- _DATASET CONTENT_
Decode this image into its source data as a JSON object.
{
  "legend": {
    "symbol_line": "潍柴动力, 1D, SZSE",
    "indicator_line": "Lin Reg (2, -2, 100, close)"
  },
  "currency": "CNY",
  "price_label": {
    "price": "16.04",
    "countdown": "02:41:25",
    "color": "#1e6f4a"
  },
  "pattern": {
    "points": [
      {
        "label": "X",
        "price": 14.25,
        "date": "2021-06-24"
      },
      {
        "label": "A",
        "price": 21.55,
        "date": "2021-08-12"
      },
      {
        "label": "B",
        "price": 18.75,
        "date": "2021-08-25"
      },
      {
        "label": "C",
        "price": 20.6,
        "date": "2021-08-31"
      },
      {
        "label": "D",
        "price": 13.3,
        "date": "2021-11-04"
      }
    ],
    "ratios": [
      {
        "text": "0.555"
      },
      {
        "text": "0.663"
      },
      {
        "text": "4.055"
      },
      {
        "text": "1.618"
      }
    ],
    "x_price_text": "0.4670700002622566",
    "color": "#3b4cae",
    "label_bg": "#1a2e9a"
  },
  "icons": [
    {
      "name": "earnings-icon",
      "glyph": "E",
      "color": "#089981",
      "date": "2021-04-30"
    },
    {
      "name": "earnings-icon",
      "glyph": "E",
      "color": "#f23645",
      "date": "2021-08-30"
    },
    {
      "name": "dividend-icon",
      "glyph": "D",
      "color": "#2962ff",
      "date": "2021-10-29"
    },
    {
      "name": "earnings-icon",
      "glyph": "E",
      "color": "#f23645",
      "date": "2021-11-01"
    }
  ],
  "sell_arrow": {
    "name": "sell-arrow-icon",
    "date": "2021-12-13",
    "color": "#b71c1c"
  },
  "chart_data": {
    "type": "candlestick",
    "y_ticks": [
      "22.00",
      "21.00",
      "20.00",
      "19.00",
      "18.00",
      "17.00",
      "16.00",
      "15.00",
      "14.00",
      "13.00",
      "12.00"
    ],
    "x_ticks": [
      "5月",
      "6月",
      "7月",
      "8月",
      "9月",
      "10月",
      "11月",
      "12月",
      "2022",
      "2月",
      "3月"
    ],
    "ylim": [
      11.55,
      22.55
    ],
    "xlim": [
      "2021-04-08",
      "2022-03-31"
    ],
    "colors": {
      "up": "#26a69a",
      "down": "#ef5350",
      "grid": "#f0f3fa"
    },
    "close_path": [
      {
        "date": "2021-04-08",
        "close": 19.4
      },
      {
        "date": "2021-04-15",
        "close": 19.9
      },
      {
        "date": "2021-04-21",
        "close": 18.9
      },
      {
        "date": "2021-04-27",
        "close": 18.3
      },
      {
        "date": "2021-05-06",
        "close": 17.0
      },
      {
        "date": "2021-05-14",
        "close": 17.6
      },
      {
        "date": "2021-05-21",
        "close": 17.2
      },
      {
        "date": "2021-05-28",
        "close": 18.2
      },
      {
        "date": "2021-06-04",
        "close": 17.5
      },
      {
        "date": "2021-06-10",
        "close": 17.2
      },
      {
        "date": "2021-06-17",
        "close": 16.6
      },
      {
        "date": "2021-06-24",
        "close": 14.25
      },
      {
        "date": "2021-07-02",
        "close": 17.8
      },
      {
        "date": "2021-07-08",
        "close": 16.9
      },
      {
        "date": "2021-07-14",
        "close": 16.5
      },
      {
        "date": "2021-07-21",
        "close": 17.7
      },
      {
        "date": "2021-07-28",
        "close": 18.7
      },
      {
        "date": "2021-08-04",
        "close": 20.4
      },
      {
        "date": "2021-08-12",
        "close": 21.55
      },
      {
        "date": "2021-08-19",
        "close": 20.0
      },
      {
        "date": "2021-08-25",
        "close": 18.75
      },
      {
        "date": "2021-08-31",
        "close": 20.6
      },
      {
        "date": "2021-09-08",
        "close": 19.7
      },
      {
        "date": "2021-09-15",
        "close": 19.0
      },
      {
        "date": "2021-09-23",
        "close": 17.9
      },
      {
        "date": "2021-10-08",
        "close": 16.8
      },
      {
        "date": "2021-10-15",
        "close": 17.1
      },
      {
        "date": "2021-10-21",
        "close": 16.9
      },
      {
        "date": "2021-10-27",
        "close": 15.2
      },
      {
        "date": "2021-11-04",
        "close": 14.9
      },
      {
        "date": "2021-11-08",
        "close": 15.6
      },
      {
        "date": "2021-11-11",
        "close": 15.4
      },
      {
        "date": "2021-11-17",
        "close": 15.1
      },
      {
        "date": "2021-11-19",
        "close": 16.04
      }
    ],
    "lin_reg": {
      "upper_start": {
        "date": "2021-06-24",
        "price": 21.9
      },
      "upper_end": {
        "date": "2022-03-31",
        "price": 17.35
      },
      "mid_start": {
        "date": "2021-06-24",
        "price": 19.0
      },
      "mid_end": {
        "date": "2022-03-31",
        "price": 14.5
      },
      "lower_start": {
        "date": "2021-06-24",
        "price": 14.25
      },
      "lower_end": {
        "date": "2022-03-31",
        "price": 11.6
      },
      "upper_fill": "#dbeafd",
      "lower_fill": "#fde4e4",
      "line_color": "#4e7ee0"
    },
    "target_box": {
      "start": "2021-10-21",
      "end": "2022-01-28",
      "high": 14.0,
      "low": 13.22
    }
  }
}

- _WORK TO COMPLETE_
Output all of the material, please, exactly as it stands.

- _SOLUTION_
Decode this image into its source data as a JSON object.
{
  "legend": {
    "symbol_line": "潍柴动力, 1D, SZSE",
    "indicator_line": "Lin Reg (2, -2, 100, close)"
  },
  "currency": "CNY",
  "price_label": {
    "price": "16.04",
    "countdown": "02:41:25",
    "color": "#1e6f4a"
  },
  "pattern": {
    "points": [
      {
        "label": "X",
        "price": 14.25,
        "date": "2021-06-24"
      },
      {
        "label": "A",
        "price": 21.55,
        "date": "2021-08-12"
      },
      {
        "label": "B",
        "price": 18.75,
        "date": "2021-08-25"
      },
      {
        "label": "C",
        "price": 20.6,
        "date": "2021-08-31"
      },
      {
        "label": "D",
        "price": 13.3,
        "date": "2021-11-04"
      }
    ],
    "ratios": [
      {
        "text": "0.555"
      },
      {
        "text": "0.663"
      },
      {
        "text": "4.055"
      },
      {
        "text": "1.618"
      }
    ],
    "x_price_text": "0.4670700002622566",
    "color": "#3b4cae",
    "label_bg": "#1a2e9a"
  },
  "icons": [
    {
      "name": "earnings-icon",
      "glyph": "E",
      "color": "#089981",
      "date": "2021-04-30"
    },
    {
      "name": "earnings-icon",
      "glyph": "E",
      "color": "#f23645",
      "date": "2021-08-30"
    },
    {
      "name": "dividend-icon",
      "glyph": "D",
      "color": "#2962ff",
      "date": "2021-10-29"
    },
    {
      "name": "earnings-icon",
      "glyph": "E",
      "color": "#f23645",
      "date": "2021-11-01"
    }
  ],
  "sell_arrow": {
    "name": "sell-arrow-icon",
    "date": "2021-12-13",
    "color": "#b71c1c"
  },
  "chart_data": {
    "type": "candlestick",
    "y_ticks": [
      "22.00",
      "21.00",
      "20.00",
      "19.00",
      "18.00",
      "17.00",
      "16.00",
      "15.00",
      "14.00",
      "13.00",
      "12.00"
    ],
    "x_ticks": [
      "5月",
      "6月",
      "7月",
      "8月",
      "9月",
      "10月",
      "11月",
      "12月",
      "2022",
      "2月",
      "3月"
    ],
    "ylim": [
      11.55,
      22.55
    ],
    "xlim": [
      "2021-04-08",
      "2022-03-31"
    ],
    "colors": {
      "up": "#26a69a",
      "down": "#ef5350",
      "grid": "#f0f3fa"
    },
    "close_path": [
      {
        "date": "2021-04-08",
        "close": 19.4
      },
      {
        "date": "2021-04-15",
        "close": 19.9
      },
      {
        "date": "2021-04-21",
        "close": 18.9
      },
      {
        "date": "2021-04-27",
        "close": 18.3
      },
      {
        "date": "2021-05-06",
        "close": 17.0
      },
      {
        "date": "2021-05-14",
        "close": 17.6
      },
      {
        "date": "2021-05-21",
        "close": 17.2
      },
      {
        "date": "2021-05-28",
        "close": 18.2
      },
      {
        "date": "2021-06-04",
        "close": 17.5
      },
      {
        "date": "2021-06-10",
        "close": 17.2
      },
      {
        "date": "2021-06-17",
        "close": 16.6
      },
      {
        "date": "2021-06-24",
        "close": 14.25
      },
      {
        "date": "2021-07-02",
        "close": 17.8
      },
      {
        "date": "2021-07-08",
        "close": 16.9
      },
      {
        "date": "2021-07-14",
        "close": 16.5
      },
      {
        "date": "2021-07-21",
        "close": 17.7
      },
      {
        "date": "2021-07-28",
        "close": 18.7
      },
      {
        "date": "2021-08-04",
        "close": 20.4
      },
      {
        "date": "2021-08-12",
        "close": 21.55
      },
      {
        "date": "2021-08-19",
        "close": 20.0
      },
      {
        "date": "2021-08-25",
        "close": 18.75
      },
      {
        "date": "2021-08-31",
        "close": 20.6
      },
      {
        "date": "2021-09-08",
        "close": 19.7
      },
      {
        "date": "2021-09-15",
        "close": 19.0
      },
      {
        "date": "2021-09-23",
        "close": 17.9
      },
      {
        "date": "2021-10-08",
        "close": 16.8
      },
      {
        "date": "2021-10-15",
        "close": 17.1
      },
      {
        "date": "2021-10-21",
        "close": 16.9
      },
      {
        "date": "2021-10-27",
        "close": 15.2
      },
      {
        "date": "2021-11-04",
        "close": 14.9
      },
      {
        "date": "2021-11-08",
        "close": 15.6
      },
      {
        "date": "2021-11-11",
        "close": 15.4
      },
      {
        "date": "2021-11-17",
        "close": 15.1
      },
      {
        "date": "2021-11-19",
        "close": 16.04
      }
    ],
    "lin_reg": {
      "upper_start": {
        "date": "2021-06-24",
        "price": 21.9
      },
      "upper_end": {
        "date": "2022-03-31",
        "price": 17.35
      },
      "mid_start": {
        "date": "2021-06-24",
        "price": 19.0
      },
      "mid_end": {
        "date": "2022-03-31",
        "price": 14.5
      },
      "lower_start": {
        "date": "2021-06-24",
        "price": 14.25
      },
      "lower_end": {
        "date": "2022-03-31",
        "price": 11.6
      },
      "upper_fill": "#dbeafd",
      "lower_fill": "#fde4e4",
      "line_color": "#4e7ee0"
    },
    "target_box": {
      "start": "2021-10-21",
      "end": "2022-01-28",
      "high": 14.0,
      "low": 13.22
    }
  }
}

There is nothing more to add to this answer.